# TASK OBJECTIVE:
Collect each line containing "entry".

A block of data:

↓↓↓

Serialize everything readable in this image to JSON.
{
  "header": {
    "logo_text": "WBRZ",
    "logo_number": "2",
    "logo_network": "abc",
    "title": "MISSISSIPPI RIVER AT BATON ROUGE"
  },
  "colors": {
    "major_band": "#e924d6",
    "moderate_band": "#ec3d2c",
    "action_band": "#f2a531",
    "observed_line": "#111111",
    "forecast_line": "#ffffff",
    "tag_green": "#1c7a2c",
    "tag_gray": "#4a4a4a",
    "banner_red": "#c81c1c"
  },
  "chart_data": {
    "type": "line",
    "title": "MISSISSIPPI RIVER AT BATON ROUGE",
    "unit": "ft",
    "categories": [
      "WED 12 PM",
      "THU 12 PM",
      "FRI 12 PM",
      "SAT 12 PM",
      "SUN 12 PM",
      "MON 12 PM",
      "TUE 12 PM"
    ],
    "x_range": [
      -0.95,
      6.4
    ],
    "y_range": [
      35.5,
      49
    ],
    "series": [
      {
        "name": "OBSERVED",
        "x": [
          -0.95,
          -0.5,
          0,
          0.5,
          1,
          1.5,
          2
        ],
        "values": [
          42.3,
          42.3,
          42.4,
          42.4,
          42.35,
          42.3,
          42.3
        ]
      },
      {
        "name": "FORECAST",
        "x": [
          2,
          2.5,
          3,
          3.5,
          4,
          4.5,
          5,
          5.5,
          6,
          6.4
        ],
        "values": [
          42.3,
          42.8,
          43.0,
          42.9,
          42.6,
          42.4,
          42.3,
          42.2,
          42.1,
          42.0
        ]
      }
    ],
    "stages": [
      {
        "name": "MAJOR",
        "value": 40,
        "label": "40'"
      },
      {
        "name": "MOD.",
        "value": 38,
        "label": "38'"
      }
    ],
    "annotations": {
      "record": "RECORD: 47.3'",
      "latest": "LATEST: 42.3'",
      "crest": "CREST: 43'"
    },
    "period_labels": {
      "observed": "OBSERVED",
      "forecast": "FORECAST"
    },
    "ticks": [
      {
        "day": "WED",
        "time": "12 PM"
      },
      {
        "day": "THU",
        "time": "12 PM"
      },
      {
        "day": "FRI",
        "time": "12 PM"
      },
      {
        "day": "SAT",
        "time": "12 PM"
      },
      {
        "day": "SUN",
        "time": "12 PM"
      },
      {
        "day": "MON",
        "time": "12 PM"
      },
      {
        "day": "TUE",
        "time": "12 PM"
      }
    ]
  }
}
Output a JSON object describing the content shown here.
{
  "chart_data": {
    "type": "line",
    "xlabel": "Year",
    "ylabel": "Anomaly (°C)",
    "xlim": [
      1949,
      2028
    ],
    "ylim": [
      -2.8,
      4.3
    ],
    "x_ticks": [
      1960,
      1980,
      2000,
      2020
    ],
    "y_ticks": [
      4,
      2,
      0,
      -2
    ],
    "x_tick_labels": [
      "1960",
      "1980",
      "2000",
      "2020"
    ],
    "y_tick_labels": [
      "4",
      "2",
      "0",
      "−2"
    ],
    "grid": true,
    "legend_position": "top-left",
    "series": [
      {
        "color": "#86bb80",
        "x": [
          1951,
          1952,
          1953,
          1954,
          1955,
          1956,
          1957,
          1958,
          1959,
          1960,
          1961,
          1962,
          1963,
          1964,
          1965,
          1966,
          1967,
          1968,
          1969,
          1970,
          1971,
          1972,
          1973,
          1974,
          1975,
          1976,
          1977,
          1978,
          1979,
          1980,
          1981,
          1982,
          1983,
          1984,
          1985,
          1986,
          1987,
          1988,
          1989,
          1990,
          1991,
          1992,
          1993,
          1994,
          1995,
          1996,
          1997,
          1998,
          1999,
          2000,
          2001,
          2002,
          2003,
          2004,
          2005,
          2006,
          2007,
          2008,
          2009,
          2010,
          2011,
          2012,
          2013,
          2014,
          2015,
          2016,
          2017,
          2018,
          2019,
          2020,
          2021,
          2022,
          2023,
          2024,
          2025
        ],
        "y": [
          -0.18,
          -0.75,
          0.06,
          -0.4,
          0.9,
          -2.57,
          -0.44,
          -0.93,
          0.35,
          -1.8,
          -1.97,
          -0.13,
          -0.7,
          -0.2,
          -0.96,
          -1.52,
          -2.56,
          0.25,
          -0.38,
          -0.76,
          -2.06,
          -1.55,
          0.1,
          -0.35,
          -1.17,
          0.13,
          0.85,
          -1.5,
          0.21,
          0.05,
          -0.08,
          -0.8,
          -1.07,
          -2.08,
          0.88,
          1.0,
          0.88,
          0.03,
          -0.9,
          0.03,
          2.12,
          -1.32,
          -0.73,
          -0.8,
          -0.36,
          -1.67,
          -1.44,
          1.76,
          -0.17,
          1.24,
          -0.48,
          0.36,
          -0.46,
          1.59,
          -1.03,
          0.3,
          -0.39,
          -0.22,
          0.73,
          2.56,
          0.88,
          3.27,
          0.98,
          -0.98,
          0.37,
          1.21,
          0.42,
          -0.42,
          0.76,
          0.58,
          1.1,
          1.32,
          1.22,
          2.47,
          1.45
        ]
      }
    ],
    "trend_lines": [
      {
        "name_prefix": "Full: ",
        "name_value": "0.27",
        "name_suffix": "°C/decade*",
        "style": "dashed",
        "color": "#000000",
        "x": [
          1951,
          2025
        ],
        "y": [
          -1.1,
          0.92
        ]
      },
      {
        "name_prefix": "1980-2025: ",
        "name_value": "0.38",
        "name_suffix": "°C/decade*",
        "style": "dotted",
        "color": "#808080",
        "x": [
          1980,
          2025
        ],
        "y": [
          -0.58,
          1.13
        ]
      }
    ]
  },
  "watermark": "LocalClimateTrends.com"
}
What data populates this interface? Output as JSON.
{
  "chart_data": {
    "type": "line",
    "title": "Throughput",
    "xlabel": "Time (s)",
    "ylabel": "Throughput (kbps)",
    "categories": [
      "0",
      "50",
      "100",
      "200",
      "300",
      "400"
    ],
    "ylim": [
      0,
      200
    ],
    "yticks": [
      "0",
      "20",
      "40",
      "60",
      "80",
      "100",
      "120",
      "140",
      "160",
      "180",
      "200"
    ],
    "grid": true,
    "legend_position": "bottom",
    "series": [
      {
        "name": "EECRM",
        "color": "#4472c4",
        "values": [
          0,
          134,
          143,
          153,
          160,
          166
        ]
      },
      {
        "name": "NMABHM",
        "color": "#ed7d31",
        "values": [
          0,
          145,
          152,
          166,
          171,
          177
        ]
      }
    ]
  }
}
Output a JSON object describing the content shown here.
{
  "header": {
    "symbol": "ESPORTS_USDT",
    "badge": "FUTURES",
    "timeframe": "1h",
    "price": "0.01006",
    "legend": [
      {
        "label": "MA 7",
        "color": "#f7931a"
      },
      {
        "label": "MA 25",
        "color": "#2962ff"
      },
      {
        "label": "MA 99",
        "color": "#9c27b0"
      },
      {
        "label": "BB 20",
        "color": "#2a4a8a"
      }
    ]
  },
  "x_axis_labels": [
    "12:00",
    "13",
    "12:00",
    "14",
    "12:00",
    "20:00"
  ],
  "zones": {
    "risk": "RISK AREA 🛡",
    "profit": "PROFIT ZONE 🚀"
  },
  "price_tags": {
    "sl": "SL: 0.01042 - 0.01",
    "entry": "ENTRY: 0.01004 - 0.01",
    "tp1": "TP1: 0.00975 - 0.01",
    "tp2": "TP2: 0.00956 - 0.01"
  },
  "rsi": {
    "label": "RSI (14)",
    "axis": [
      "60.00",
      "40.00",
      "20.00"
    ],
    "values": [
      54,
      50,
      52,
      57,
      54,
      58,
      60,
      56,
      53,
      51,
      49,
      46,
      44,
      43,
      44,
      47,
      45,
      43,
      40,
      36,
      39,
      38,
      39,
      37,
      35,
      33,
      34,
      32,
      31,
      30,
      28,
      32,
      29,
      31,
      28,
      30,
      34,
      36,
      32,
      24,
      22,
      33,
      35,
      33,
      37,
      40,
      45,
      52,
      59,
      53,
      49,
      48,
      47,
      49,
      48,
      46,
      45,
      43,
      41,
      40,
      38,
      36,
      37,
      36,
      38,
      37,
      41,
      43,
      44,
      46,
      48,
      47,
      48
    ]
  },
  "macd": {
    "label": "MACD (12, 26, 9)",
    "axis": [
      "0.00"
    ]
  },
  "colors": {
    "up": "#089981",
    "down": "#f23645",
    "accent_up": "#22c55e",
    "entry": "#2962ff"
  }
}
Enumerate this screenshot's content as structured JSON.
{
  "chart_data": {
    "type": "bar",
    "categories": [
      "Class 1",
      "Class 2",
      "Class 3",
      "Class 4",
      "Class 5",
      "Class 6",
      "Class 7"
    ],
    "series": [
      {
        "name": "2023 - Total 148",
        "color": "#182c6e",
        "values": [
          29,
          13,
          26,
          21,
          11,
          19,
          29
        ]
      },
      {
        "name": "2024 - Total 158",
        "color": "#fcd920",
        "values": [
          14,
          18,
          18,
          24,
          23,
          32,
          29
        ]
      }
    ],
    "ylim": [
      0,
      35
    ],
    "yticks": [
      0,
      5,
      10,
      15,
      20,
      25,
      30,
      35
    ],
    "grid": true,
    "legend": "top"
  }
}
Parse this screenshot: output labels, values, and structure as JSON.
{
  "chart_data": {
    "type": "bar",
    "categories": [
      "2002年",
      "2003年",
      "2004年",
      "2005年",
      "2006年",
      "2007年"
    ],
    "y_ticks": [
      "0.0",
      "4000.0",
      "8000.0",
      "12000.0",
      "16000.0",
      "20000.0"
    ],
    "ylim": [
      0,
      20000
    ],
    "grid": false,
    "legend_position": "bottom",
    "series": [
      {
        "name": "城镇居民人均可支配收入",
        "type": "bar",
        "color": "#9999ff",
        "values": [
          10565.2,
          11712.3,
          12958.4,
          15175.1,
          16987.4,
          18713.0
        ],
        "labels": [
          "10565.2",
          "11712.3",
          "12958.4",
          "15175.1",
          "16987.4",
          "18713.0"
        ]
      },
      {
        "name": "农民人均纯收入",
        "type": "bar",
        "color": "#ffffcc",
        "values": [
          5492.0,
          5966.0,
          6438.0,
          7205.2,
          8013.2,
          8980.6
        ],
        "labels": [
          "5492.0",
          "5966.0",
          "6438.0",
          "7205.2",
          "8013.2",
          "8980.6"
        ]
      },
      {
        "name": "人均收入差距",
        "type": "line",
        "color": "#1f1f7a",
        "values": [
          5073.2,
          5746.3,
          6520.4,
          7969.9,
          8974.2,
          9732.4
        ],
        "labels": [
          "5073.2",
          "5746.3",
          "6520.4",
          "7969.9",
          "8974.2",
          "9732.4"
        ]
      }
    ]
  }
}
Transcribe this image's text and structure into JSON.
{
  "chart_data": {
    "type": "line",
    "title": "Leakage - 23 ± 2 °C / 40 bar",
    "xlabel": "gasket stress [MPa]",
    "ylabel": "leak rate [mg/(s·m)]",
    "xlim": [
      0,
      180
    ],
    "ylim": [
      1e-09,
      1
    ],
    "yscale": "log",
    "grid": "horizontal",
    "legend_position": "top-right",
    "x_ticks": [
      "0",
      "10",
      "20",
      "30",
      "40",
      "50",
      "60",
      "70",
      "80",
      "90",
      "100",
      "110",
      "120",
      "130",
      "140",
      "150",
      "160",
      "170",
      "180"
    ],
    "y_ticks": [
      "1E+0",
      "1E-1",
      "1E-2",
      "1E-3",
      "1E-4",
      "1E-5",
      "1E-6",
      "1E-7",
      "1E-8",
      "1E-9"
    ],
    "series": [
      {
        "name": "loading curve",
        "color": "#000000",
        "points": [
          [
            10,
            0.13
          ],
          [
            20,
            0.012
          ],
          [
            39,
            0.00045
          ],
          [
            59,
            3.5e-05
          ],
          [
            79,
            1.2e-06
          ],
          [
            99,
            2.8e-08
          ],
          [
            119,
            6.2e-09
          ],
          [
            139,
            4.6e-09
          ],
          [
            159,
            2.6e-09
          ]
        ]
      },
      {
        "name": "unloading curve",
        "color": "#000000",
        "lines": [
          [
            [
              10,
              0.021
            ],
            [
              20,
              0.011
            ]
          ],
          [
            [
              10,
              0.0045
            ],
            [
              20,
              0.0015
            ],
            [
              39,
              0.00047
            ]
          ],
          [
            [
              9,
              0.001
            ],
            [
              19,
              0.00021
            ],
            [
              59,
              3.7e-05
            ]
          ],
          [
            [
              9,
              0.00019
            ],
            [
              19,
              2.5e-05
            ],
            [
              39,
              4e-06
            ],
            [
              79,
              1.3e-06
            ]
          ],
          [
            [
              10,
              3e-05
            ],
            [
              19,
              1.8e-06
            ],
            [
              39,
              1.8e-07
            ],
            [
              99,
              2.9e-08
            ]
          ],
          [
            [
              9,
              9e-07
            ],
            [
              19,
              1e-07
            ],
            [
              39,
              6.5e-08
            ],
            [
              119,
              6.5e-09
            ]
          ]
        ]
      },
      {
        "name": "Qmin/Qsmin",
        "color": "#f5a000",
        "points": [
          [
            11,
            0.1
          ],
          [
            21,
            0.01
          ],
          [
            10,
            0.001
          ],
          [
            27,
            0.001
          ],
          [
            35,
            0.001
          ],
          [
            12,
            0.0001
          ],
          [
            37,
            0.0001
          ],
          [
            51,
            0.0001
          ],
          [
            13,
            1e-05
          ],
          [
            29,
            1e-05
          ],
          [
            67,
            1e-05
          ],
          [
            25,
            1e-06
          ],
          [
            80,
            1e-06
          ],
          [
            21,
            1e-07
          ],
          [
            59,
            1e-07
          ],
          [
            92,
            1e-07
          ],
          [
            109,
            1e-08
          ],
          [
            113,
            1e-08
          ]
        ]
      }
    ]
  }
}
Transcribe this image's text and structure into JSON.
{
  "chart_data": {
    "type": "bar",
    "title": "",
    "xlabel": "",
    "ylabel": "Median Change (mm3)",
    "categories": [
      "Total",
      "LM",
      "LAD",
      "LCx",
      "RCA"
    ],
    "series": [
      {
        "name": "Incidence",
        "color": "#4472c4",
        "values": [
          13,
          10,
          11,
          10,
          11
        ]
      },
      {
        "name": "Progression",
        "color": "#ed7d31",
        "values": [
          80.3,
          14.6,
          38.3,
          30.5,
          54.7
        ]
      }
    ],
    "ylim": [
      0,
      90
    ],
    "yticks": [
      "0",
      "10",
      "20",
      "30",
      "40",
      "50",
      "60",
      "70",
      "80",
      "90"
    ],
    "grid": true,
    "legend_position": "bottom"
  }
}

↑↑↑

# REPLY TO THE TASK:
    "entry": "ENTRY: 0.01004 - 0.01",
    "entry": "#2962ff"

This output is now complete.